>> start

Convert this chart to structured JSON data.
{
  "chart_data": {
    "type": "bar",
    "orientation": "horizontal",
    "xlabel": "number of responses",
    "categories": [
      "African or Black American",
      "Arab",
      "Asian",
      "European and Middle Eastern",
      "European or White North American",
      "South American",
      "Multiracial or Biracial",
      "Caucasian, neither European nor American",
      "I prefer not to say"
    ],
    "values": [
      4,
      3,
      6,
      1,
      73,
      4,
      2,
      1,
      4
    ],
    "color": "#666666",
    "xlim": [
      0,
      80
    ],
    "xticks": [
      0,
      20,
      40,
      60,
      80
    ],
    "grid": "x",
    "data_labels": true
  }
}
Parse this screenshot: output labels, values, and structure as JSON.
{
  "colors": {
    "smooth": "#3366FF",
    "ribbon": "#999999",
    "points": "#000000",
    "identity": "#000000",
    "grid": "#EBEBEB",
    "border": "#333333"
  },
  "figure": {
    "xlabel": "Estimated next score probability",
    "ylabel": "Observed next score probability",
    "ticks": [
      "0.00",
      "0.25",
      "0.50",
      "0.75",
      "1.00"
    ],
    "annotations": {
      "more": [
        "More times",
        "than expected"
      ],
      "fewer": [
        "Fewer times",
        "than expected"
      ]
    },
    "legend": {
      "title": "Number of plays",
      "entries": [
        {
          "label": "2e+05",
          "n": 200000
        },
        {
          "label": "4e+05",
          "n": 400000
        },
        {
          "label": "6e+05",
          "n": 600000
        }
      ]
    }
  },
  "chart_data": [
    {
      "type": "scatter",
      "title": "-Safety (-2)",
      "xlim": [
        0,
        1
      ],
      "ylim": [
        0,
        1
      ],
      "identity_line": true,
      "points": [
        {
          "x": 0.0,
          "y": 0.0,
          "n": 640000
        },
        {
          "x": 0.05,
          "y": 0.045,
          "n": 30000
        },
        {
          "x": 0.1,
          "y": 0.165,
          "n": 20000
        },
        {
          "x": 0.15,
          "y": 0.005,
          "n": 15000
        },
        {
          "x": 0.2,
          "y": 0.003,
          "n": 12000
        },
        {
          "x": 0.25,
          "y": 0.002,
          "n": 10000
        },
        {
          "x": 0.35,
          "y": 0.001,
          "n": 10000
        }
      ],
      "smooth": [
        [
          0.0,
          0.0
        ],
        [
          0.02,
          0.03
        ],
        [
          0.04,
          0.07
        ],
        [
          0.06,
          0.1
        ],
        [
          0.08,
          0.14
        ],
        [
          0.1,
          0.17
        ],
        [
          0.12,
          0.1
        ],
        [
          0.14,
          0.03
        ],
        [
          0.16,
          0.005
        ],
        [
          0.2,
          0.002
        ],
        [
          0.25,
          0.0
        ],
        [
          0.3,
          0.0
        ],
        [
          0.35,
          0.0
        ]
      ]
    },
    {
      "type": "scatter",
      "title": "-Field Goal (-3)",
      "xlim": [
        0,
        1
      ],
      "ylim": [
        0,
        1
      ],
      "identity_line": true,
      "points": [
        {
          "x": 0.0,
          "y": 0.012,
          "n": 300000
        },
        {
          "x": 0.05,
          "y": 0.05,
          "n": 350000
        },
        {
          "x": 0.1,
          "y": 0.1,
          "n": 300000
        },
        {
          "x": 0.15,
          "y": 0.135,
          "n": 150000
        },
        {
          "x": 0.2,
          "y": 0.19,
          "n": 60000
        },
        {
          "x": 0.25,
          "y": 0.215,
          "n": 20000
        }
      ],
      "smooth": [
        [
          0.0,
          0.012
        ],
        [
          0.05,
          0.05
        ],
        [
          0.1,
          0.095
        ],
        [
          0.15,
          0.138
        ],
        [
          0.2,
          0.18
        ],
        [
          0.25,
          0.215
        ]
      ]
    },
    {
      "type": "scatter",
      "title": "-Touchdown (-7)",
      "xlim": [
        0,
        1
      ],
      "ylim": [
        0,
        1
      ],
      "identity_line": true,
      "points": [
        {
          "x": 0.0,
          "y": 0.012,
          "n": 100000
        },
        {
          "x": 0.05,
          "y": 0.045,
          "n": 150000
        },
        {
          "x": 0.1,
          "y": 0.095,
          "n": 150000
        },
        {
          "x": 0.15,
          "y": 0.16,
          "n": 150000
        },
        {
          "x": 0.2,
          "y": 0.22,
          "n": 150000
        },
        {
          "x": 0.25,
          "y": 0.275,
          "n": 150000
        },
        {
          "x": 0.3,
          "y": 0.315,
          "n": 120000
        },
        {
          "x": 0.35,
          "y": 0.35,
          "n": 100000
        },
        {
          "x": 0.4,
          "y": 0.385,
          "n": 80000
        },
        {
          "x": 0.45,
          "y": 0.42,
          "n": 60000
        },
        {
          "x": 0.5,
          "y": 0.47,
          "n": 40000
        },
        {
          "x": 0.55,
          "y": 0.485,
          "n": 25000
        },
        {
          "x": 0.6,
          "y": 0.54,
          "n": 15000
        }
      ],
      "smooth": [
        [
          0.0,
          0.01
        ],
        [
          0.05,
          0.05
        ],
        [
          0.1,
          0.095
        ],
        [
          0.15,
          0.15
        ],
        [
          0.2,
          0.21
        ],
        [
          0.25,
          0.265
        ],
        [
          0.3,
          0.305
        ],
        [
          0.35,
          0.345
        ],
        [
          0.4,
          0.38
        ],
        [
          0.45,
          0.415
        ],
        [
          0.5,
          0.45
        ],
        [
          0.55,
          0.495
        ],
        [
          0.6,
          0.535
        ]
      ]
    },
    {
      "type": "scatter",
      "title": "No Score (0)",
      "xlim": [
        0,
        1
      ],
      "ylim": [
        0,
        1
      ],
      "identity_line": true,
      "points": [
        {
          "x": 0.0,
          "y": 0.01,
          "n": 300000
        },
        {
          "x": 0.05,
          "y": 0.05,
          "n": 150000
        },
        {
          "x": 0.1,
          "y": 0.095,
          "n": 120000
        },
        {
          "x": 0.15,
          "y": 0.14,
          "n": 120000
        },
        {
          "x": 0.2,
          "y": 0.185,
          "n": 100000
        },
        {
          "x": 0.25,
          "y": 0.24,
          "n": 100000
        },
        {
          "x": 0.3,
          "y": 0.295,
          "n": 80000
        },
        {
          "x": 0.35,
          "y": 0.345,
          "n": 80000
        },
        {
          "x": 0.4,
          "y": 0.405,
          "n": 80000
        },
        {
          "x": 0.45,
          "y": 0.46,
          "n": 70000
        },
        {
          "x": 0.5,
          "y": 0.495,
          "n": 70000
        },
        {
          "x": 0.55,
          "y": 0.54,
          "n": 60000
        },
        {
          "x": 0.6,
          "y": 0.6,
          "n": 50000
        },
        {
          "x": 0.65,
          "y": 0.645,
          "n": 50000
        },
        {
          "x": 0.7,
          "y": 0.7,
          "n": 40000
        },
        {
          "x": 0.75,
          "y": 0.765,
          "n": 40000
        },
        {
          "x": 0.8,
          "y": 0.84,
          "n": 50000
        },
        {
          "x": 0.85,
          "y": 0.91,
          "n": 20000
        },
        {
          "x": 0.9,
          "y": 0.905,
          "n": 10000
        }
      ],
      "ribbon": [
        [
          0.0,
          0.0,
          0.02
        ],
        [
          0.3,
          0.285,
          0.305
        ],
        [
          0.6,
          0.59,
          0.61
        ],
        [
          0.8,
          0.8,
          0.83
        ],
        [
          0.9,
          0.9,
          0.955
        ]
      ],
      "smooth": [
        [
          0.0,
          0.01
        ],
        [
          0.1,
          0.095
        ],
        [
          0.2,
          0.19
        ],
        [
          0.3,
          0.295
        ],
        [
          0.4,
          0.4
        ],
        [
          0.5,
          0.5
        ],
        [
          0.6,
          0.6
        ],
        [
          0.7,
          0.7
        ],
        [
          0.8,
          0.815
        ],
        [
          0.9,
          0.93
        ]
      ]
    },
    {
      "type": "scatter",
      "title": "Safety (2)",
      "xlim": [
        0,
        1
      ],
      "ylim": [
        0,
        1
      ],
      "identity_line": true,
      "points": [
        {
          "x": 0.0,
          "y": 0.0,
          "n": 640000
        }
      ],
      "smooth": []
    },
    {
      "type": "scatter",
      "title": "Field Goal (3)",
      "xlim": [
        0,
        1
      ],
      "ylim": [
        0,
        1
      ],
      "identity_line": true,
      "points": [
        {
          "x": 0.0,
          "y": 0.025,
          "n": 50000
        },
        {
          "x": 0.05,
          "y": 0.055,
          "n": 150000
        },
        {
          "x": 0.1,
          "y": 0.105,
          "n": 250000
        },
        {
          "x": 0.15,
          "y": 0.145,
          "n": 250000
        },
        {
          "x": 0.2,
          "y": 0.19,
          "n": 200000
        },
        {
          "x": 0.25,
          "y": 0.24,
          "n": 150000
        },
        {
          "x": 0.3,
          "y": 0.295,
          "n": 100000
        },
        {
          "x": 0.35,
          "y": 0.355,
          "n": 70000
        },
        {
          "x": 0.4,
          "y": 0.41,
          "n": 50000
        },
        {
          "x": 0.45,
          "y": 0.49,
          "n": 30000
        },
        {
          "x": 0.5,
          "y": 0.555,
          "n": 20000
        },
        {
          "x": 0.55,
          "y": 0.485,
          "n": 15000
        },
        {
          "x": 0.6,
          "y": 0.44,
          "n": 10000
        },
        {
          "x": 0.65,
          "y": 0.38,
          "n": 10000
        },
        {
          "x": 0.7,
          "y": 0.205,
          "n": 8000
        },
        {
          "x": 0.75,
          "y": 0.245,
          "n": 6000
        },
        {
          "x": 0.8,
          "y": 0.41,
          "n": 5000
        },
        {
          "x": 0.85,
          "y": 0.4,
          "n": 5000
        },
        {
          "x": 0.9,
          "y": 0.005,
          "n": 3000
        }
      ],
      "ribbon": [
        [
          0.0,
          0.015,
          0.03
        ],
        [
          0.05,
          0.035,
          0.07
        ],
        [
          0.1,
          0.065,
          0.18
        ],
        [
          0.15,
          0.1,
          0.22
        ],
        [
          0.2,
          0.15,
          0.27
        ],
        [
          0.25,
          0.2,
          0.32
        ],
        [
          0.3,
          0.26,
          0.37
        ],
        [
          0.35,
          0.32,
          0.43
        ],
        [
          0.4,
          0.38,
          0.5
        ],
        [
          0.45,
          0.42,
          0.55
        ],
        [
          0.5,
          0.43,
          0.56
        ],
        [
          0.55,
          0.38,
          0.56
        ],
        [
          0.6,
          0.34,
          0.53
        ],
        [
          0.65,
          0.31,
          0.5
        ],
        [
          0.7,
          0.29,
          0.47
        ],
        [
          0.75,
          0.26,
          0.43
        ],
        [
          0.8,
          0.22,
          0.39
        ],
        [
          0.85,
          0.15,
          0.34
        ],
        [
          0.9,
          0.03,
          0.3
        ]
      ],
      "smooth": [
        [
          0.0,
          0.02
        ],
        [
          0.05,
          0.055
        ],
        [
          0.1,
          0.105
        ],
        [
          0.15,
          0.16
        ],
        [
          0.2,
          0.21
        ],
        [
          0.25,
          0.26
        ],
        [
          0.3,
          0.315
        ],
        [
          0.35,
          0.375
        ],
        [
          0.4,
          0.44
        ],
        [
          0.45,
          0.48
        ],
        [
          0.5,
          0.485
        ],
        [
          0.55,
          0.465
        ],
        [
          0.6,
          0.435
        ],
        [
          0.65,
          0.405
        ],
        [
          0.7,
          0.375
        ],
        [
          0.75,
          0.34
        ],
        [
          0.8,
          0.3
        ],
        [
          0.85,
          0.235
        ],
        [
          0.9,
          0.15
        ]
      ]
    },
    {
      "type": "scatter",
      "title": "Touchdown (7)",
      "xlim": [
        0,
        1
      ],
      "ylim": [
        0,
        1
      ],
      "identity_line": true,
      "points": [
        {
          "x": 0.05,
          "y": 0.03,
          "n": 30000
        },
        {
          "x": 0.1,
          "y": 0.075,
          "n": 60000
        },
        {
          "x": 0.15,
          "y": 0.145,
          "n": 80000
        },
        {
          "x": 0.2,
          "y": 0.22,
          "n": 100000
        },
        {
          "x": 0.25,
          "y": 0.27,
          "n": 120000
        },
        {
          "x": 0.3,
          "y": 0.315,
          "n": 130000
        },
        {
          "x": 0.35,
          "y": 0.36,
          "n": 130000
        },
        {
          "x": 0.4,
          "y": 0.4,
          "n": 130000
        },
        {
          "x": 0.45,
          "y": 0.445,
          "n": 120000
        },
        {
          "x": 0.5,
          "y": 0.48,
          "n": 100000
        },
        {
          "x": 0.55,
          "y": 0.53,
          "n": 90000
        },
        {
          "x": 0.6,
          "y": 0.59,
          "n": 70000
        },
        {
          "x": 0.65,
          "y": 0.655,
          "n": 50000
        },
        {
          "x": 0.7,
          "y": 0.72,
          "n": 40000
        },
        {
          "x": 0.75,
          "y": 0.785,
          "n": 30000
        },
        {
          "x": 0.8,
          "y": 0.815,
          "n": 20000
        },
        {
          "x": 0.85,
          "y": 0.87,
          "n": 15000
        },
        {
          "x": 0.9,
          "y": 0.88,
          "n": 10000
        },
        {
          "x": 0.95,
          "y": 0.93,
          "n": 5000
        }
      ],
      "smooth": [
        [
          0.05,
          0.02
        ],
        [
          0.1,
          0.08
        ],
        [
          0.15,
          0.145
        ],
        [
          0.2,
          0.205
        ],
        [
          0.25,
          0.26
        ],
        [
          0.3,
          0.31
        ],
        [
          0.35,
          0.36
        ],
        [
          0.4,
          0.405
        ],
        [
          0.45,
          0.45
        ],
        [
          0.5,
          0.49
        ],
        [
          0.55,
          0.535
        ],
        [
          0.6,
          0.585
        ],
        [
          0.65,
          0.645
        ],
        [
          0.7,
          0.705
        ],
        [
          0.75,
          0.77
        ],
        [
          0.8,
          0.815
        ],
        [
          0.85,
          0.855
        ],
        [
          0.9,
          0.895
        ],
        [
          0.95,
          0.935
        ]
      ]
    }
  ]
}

>> end

Problem details
In the entries above, identify each line that includes the string "values", then copy it.

Solution
    "values": [
Parse this screenshot: output labels, values, and structure as JSON.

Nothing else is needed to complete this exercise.